Raw records
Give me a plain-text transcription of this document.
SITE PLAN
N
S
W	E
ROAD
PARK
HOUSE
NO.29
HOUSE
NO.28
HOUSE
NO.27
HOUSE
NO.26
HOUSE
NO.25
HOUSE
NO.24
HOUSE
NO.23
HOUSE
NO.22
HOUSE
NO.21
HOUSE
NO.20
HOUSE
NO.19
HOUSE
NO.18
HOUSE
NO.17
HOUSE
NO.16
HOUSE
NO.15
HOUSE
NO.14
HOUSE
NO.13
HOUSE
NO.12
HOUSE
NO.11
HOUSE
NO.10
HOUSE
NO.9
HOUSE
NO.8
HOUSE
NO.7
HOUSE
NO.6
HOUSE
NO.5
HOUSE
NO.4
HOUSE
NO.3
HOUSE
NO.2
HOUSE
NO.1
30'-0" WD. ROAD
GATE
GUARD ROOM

Your goal
From the records above, extract every entry exactly as given.

Solution to this exercise
Give me a plain-text transcription of this document.
SITE PLAN
N
S
W	E
ROAD
PARK
HOUSE
NO.29
HOUSE
NO.28
HOUSE
NO.27
HOUSE
NO.26
HOUSE
NO.25
HOUSE
NO.24
HOUSE
NO.23
HOUSE
NO.22
HOUSE
NO.21
HOUSE
NO.20
HOUSE
NO.19
HOUSE
NO.18
HOUSE
NO.17
HOUSE
NO.16
HOUSE
NO.15
HOUSE
NO.14
HOUSE
NO.13
HOUSE
NO.12
HOUSE
NO.11
HOUSE
NO.10
HOUSE
NO.9
HOUSE
NO.8
HOUSE
NO.7
HOUSE
NO.6
HOUSE
NO.5
HOUSE
NO.4
HOUSE
NO.3
HOUSE
NO.2
HOUSE
NO.1
30'-0" WD. ROAD
GATE
GUARD ROOM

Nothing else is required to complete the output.